Task objective — Collect every line that includes the string "this".

## start Dataset content

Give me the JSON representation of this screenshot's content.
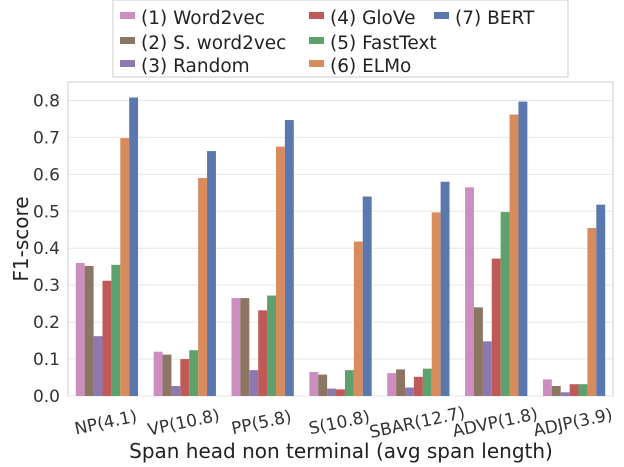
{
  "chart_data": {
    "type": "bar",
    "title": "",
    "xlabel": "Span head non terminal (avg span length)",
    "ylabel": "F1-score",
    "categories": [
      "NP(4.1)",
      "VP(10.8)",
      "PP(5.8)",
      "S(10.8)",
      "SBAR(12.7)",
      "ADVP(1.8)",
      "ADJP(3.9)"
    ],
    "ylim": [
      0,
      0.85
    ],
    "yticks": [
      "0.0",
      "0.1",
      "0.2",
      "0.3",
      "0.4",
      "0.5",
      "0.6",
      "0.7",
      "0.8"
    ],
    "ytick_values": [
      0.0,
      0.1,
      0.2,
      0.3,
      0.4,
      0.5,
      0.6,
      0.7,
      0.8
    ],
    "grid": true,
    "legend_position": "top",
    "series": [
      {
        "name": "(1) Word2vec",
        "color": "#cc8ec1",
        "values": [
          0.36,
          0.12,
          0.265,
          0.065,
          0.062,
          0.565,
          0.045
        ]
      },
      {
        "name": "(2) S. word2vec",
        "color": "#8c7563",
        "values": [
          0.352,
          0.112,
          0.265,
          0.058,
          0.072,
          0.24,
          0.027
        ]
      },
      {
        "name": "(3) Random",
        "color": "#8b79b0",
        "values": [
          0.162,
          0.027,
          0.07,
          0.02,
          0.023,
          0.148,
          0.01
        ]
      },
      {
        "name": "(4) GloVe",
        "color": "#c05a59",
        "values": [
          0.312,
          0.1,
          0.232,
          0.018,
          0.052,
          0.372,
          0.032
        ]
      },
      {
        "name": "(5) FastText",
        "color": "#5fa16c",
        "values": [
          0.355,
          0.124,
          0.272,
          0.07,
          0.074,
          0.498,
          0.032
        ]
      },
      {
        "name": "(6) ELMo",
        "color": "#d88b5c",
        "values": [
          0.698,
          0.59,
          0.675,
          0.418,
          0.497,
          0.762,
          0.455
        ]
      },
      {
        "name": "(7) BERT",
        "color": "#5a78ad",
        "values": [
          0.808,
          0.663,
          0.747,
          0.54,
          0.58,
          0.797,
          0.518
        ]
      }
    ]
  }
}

## end Dataset content
## start Dataset content

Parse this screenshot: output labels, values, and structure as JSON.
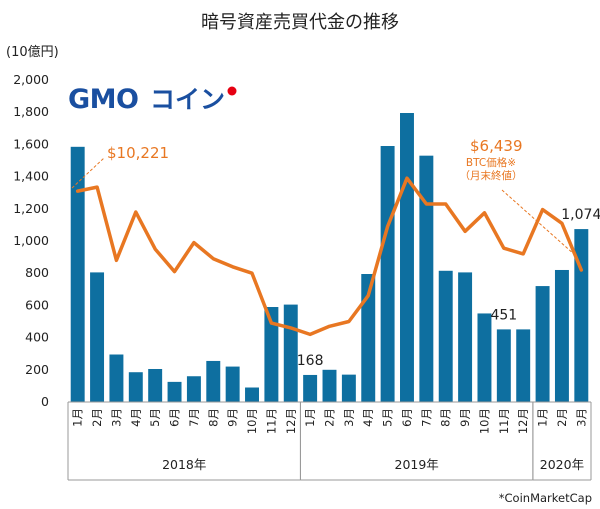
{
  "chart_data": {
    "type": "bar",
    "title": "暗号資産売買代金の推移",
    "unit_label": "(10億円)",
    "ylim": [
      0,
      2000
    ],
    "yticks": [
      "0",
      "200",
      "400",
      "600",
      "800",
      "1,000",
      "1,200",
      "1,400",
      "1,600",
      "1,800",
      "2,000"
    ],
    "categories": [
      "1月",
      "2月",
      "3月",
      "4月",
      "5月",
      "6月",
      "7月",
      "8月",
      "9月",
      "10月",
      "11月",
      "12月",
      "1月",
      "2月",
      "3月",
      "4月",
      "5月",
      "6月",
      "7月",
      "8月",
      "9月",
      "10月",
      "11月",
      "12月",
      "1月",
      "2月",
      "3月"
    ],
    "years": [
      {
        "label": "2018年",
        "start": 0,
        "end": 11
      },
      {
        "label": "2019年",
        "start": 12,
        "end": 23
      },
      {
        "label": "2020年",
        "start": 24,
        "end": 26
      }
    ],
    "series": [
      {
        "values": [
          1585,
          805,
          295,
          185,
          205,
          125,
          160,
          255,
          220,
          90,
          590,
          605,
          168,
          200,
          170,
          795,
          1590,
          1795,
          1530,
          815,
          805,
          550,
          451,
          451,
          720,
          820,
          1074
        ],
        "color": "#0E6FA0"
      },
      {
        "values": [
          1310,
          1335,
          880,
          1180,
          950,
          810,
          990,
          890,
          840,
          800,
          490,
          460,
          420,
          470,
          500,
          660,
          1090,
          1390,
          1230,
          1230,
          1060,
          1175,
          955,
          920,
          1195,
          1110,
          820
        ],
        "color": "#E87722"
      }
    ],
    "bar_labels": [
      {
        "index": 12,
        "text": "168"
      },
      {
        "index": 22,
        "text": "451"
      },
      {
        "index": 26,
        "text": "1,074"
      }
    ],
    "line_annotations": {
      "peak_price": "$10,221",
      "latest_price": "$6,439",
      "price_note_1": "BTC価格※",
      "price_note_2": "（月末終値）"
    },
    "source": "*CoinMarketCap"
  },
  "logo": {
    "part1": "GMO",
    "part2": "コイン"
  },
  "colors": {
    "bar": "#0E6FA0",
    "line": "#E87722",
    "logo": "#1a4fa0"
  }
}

## end Dataset content

Worked answer —
Give me the JSON representation of this screenshot's content.
Parse this screenshot: output labels, values, and structure as JSON.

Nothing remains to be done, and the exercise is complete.